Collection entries
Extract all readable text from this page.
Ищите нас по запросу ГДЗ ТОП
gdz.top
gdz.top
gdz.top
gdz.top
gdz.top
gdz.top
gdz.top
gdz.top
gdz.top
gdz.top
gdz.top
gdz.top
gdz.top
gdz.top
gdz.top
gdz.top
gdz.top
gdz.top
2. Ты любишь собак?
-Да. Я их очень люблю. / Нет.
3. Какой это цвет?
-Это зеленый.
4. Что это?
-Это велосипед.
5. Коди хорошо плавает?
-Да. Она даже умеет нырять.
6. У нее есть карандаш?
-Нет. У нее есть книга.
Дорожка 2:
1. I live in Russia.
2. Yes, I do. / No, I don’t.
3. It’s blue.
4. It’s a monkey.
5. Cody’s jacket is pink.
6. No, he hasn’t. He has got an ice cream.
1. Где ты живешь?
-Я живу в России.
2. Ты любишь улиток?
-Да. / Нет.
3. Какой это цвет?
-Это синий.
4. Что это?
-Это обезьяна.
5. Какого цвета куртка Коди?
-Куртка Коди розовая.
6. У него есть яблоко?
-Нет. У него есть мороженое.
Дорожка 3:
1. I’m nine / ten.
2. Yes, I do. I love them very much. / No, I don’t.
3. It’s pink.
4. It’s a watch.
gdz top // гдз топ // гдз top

-- The problem --
Every entry must be output again, exactly as written above.

-- Exercise solution --
Extract all readable text from this page.
Ищите нас по запросу ГДЗ ТОП
gdz.top
gdz.top
gdz.top
gdz.top
gdz.top
gdz.top
gdz.top
gdz.top
gdz.top
gdz.top
gdz.top
gdz.top
gdz.top
gdz.top
gdz.top
gdz.top
gdz.top
gdz.top
2. Ты любишь собак?
-Да. Я их очень люблю. / Нет.
3. Какой это цвет?
-Это зеленый.
4. Что это?
-Это велосипед.
5. Коди хорошо плавает?
-Да. Она даже умеет нырять.
6. У нее есть карандаш?
-Нет. У нее есть книга.
Дорожка 2:
1. I live in Russia.
2. Yes, I do. / No, I don’t.
3. It’s blue.
4. It’s a monkey.
5. Cody’s jacket is pink.
6. No, he hasn’t. He has got an ice cream.
1. Где ты живешь?
-Я живу в России.
2. Ты любишь улиток?
-Да. / Нет.
3. Какой это цвет?
-Это синий.
4. Что это?
-Это обезьяна.
5. Какого цвета куртка Коди?
-Куртка Коди розовая.
6. У него есть яблоко?
-Нет. У него есть мороженое.
Дорожка 3:
1. I’m nine / ten.
2. Yes, I do. I love them very much. / No, I don’t.
3. It’s pink.
4. It’s a watch.
gdz top // гдз топ // гдз top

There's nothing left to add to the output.